> _Task directions_
Every line below that mentions the word "JSON" should be copied out.
——
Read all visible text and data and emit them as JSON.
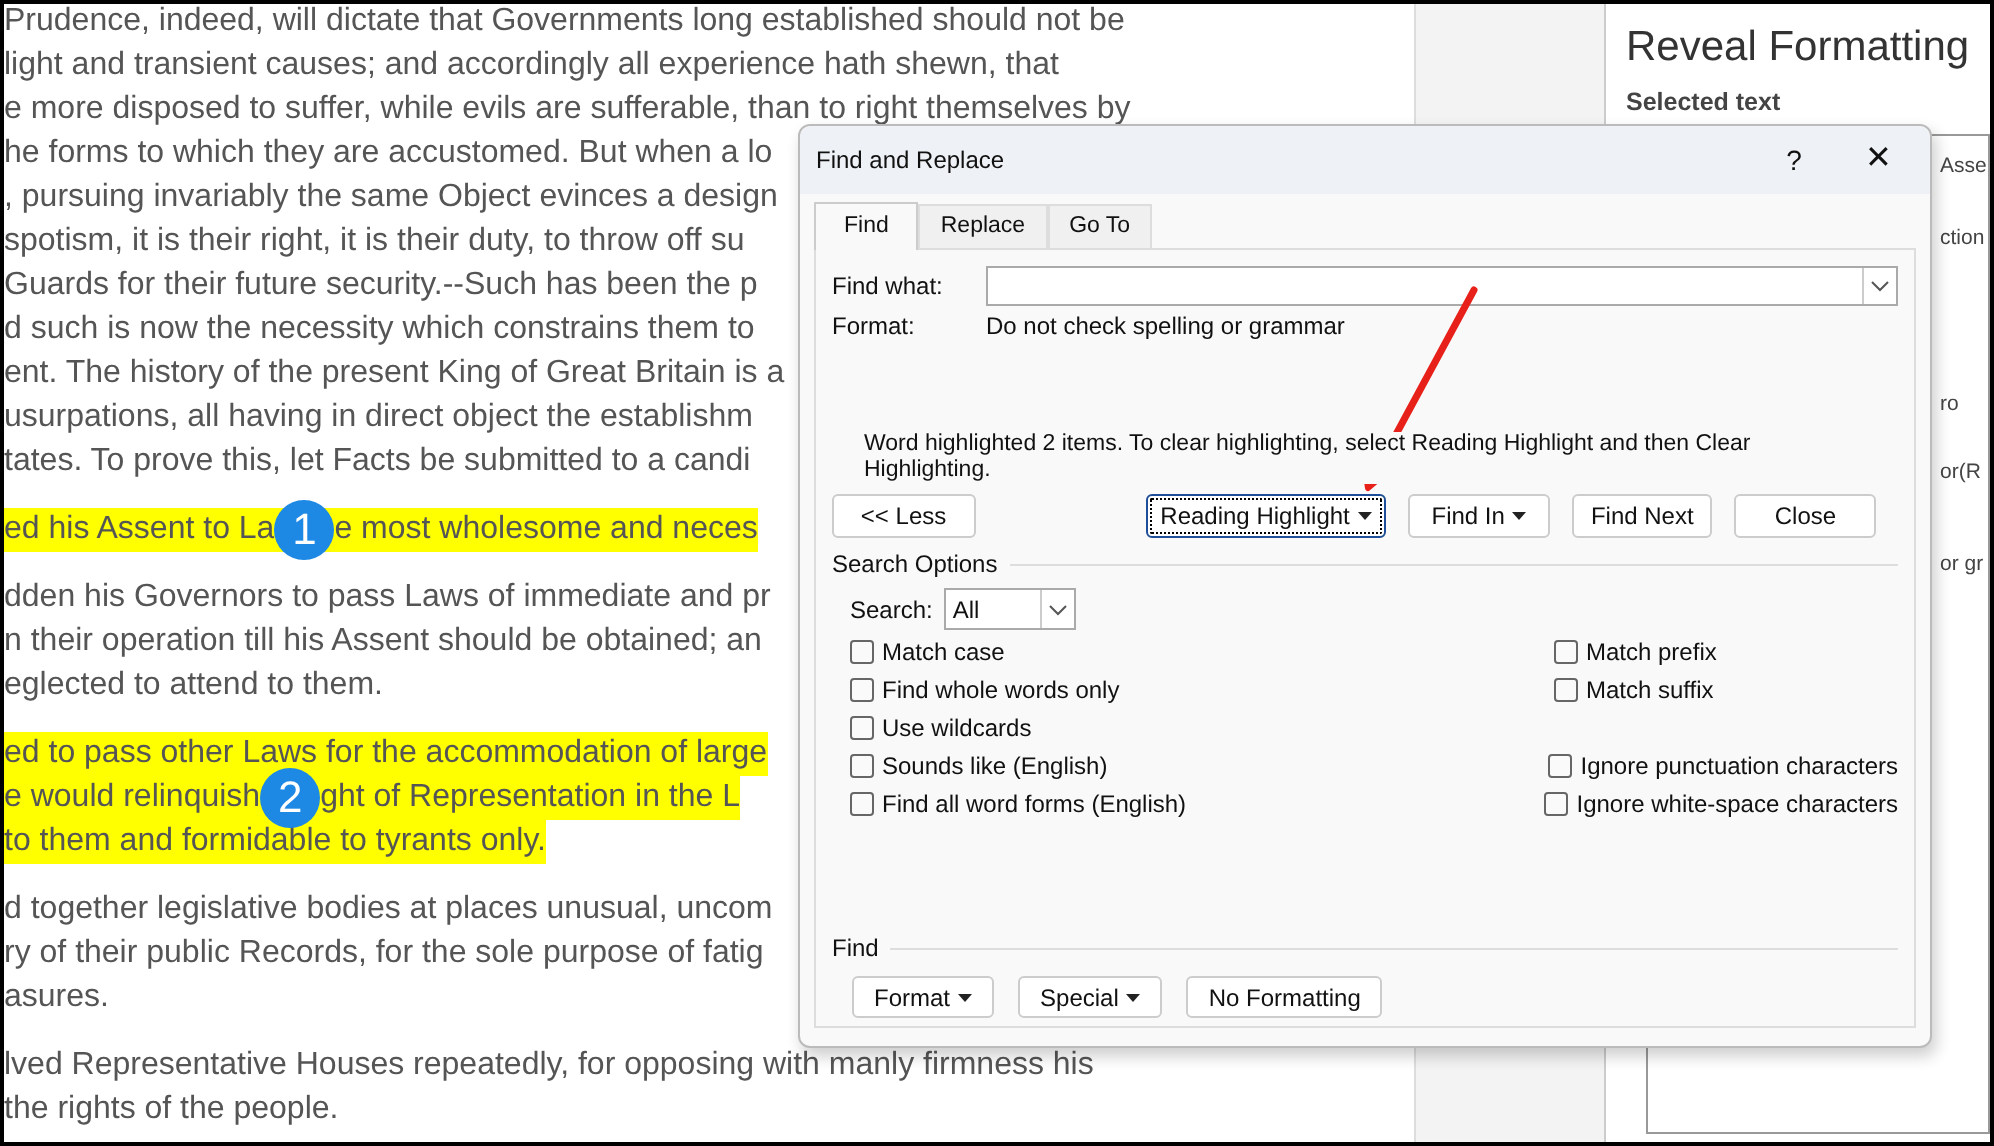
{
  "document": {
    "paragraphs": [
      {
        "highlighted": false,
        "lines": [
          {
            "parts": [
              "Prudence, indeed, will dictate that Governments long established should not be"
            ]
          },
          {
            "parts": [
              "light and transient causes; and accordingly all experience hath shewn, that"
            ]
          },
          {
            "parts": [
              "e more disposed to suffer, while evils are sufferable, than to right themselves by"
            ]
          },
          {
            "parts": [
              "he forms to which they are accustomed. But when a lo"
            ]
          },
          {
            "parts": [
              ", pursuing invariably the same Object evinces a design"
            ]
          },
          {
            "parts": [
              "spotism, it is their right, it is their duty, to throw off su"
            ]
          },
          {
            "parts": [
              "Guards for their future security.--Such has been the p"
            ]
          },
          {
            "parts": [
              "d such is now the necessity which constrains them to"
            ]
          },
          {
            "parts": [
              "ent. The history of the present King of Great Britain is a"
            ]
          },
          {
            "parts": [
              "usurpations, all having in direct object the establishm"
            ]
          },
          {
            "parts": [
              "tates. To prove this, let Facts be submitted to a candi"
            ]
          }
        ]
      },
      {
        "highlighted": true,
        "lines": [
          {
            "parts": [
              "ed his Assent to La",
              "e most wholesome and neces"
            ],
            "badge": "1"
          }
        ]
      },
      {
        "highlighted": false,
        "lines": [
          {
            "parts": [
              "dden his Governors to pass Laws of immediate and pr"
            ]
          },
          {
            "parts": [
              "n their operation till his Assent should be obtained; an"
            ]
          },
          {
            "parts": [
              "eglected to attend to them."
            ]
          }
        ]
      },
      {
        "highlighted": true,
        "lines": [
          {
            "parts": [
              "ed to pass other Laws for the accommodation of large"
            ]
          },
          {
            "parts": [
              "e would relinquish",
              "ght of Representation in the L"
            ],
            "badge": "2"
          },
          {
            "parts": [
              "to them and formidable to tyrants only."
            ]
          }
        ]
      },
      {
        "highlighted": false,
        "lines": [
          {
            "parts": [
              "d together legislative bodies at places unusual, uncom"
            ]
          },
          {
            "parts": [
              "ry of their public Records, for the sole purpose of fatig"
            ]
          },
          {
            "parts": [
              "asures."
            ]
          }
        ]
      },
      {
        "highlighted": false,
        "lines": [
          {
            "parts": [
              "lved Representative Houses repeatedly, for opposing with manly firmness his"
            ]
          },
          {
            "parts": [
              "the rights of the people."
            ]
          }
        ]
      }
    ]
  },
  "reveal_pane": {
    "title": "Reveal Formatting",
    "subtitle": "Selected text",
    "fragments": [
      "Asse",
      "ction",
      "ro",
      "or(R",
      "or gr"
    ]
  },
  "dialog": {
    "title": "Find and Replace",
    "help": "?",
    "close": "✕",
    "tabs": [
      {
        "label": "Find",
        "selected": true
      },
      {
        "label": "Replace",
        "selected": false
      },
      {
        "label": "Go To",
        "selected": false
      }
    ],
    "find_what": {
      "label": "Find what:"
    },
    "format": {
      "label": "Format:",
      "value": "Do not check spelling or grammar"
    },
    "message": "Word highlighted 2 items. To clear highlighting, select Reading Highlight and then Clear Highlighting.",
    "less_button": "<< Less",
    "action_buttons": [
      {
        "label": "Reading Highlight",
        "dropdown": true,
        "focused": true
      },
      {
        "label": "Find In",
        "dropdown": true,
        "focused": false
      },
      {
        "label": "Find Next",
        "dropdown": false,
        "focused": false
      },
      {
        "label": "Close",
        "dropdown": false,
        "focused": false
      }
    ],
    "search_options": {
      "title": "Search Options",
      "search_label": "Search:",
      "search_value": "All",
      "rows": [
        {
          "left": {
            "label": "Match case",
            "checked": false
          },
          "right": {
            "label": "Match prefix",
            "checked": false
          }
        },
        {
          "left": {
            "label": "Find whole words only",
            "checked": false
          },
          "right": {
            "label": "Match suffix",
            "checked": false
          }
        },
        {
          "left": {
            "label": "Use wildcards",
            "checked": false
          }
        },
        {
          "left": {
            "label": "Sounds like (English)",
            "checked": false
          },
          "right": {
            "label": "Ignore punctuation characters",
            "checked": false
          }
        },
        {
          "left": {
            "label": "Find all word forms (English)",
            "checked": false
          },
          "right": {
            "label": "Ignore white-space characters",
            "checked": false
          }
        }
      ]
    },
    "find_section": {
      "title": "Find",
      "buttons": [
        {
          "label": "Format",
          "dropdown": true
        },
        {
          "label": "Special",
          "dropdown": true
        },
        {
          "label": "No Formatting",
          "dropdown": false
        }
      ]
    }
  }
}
——
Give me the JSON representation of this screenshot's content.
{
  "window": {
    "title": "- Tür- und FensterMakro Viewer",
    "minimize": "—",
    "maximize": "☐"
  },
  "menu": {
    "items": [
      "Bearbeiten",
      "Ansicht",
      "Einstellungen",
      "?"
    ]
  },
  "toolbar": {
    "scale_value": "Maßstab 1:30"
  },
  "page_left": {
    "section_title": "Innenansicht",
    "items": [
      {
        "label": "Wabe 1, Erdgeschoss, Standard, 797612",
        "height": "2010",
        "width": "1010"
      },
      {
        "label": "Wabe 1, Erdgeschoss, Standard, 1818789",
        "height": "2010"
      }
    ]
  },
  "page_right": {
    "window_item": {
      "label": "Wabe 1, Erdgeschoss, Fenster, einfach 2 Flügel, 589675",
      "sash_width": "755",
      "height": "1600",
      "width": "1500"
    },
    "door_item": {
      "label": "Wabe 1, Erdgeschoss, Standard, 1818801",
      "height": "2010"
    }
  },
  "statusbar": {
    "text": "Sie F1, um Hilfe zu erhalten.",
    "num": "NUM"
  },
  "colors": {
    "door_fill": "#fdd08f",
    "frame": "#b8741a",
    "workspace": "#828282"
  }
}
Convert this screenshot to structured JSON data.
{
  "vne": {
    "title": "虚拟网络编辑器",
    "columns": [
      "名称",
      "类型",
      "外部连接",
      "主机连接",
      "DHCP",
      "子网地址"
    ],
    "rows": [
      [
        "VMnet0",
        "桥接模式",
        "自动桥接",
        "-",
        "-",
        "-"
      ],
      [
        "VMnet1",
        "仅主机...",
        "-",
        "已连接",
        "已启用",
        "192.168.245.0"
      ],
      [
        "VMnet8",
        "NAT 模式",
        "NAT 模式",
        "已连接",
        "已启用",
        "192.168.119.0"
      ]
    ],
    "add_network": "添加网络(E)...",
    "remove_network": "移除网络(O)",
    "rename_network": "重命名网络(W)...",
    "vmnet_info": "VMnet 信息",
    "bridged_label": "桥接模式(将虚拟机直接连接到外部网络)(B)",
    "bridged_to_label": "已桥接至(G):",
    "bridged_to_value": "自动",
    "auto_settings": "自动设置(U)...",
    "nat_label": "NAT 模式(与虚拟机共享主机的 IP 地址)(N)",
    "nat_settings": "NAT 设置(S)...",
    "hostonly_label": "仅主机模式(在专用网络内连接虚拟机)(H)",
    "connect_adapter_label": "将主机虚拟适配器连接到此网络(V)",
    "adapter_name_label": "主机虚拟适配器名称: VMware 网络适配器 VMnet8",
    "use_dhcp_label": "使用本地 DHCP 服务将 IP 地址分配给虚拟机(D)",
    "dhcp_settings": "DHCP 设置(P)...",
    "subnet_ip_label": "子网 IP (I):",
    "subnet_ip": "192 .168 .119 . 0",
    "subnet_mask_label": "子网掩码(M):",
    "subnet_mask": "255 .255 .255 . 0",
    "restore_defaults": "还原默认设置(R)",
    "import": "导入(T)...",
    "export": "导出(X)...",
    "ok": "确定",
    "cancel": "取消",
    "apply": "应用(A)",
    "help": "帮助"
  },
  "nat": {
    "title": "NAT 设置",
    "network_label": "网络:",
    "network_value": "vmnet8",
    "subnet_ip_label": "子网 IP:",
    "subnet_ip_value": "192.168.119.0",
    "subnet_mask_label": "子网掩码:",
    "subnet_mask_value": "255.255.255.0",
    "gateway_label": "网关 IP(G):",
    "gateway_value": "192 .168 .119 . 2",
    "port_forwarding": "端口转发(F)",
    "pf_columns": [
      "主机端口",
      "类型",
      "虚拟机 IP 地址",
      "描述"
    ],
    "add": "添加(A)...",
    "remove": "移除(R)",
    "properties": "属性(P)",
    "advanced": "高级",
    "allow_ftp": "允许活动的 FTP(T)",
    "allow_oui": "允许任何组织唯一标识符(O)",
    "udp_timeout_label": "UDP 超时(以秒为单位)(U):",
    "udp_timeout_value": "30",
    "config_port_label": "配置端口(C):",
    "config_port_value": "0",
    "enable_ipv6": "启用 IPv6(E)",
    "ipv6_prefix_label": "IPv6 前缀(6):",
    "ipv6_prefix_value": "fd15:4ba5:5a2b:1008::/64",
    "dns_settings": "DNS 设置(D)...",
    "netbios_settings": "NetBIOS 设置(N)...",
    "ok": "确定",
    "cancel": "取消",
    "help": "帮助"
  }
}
——
> _Solution for this exercise_
Read all visible text and data and emit them as JSON.
Give me the JSON representation of this screenshot's content.
Convert this screenshot to structured JSON data.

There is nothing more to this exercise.